Collection entries

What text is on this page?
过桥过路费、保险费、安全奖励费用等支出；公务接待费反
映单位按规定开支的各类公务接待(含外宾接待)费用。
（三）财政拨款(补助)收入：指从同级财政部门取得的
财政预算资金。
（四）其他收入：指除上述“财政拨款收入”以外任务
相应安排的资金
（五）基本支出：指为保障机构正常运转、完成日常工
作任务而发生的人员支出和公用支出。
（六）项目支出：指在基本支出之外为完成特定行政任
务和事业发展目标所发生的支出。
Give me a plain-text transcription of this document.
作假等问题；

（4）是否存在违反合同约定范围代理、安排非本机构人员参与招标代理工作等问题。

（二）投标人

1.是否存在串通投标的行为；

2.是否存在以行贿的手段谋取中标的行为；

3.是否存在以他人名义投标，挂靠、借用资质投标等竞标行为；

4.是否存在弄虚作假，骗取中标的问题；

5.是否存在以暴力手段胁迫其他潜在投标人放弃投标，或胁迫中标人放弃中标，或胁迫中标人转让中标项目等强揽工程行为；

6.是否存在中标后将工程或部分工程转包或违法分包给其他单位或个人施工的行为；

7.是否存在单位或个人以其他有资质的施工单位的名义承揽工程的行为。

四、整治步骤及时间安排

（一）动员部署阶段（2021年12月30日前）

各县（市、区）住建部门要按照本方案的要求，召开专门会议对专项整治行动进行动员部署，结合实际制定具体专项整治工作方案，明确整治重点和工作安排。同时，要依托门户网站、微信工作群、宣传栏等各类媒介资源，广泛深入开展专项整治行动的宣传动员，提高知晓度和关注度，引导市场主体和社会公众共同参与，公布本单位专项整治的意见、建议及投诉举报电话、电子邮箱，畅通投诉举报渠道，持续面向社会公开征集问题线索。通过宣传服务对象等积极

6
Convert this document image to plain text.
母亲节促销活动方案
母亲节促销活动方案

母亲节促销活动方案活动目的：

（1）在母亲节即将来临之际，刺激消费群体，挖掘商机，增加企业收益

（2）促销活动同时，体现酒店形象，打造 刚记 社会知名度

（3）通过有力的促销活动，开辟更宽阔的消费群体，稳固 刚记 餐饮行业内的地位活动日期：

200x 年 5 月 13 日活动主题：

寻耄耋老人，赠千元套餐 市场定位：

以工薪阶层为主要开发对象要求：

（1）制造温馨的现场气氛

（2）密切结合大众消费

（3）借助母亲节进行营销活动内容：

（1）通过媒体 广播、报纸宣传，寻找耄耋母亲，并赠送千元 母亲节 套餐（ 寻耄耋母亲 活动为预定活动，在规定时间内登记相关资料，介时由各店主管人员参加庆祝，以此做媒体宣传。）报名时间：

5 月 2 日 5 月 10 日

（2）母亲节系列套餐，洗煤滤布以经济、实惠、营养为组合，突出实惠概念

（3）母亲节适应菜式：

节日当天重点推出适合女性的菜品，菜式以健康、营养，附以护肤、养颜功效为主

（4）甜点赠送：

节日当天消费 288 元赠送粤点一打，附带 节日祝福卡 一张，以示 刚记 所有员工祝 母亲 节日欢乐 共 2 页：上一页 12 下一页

**AIM:**
Emit the records above again, exactly, with no line skipped.

**CORRECT RESULT:**
What text is on this page?
过桥过路费、保险费、安全奖励费用等支出；公务接待费反
映单位按规定开支的各类公务接待(含外宾接待)费用。
（三）财政拨款(补助)收入：指从同级财政部门取得的
财政预算资金。
（四）其他收入：指除上述“财政拨款收入”以外任务
相应安排的资金
（五）基本支出：指为保障机构正常运转、完成日常工
作任务而发生的人员支出和公用支出。
（六）项目支出：指在基本支出之外为完成特定行政任
务和事业发展目标所发生的支出。
Give me a plain-text transcription of this document.
作假等问题；

（4）是否存在违反合同约定范围代理、安排非本机构人员参与招标代理工作等问题。

（二）投标人

1.是否存在串通投标的行为；

2.是否存在以行贿的手段谋取中标的行为；

3.是否存在以他人名义投标，挂靠、借用资质投标等竞标行为；

4.是否存在弄虚作假，骗取中标的问题；

5.是否存在以暴力手段胁迫其他潜在投标人放弃投标，或胁迫中标人放弃中标，或胁迫中标人转让中标项目等强揽工程行为；

6.是否存在中标后将工程或部分工程转包或违法分包给其他单位或个人施工的行为；

7.是否存在单位或个人以其他有资质的施工单位的名义承揽工程的行为。

四、整治步骤及时间安排

（一）动员部署阶段（2021年12月30日前）

各县（市、区）住建部门要按照本方案的要求，召开专门会议对专项整治行动进行动员部署，结合实际制定具体专项整治工作方案，明确整治重点和工作安排。同时，要依托门户网站、微信工作群、宣传栏等各类媒介资源，广泛深入开展专项整治行动的宣传动员，提高知晓度和关注度，引导市场主体和社会公众共同参与，公布本单位专项整治的意见、建议及投诉举报电话、电子邮箱，畅通投诉举报渠道，持续面向社会公开征集问题线索。通过宣传服务对象等积极

6
Convert this document image to plain text.
母亲节促销活动方案
母亲节促销活动方案

母亲节促销活动方案活动目的：

（1）在母亲节即将来临之际，刺激消费群体，挖掘商机，增加企业收益

（2）促销活动同时，体现酒店形象，打造 刚记 社会知名度

（3）通过有力的促销活动，开辟更宽阔的消费群体，稳固 刚记 餐饮行业内的地位活动日期：

200x 年 5 月 13 日活动主题：

寻耄耋老人，赠千元套餐 市场定位：

以工薪阶层为主要开发对象要求：

（1）制造温馨的现场气氛

（2）密切结合大众消费

（3）借助母亲节进行营销活动内容：

（1）通过媒体 广播、报纸宣传，寻找耄耋母亲，并赠送千元 母亲节 套餐（ 寻耄耋母亲 活动为预定活动，在规定时间内登记相关资料，介时由各店主管人员参加庆祝，以此做媒体宣传。）报名时间：

5 月 2 日 5 月 10 日

（2）母亲节系列套餐，洗煤滤布以经济、实惠、营养为组合，突出实惠概念

（3）母亲节适应菜式：

节日当天重点推出适合女性的菜品，菜式以健康、营养，附以护肤、养颜功效为主

（4）甜点赠送：

节日当天消费 288 元赠送粤点一打，附带 节日祝福卡 一张，以示 刚记 所有员工祝 母亲 节日欢乐 共 2 页：上一页 12 下一页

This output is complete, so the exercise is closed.